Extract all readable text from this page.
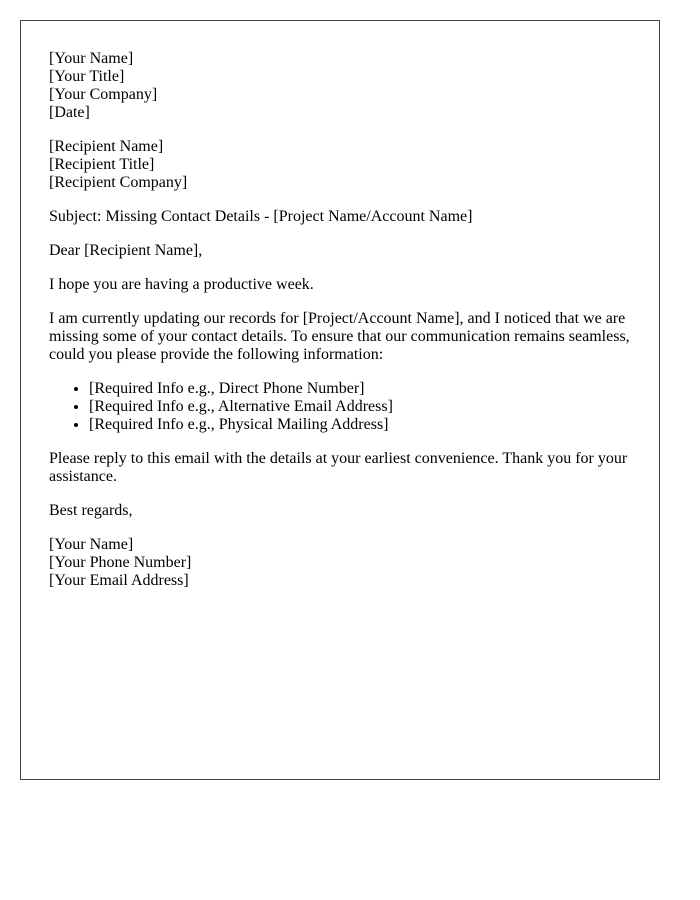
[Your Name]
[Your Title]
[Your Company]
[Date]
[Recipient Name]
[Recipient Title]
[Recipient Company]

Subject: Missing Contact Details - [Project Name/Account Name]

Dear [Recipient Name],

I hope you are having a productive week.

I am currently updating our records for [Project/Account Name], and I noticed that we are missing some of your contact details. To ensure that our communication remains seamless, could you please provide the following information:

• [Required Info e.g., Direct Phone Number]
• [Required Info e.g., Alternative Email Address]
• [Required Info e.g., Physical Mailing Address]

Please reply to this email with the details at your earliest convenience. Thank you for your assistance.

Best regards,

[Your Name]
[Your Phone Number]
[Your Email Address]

⁂

Reproduce all entries without any change, and omit the pictures.

■ **Exercise result**
Extract all readable text from this page.
[Your Name]
[Your Title]
[Your Company]
[Date]
[Recipient Name]
[Recipient Title]
[Recipient Company]

Subject: Missing Contact Details - [Project Name/Account Name]

Dear [Recipient Name],

I hope you are having a productive week.

I am currently updating our records for [Project/Account Name], and I noticed that we are missing some of your contact details. To ensure that our communication remains seamless, could you please provide the following information:

• [Required Info e.g., Direct Phone Number]
• [Required Info e.g., Alternative Email Address]
• [Required Info e.g., Physical Mailing Address]

Please reply to this email with the details at your earliest convenience. Thank you for your assistance.

Best regards,

[Your Name]
[Your Phone Number]
[Your Email Address]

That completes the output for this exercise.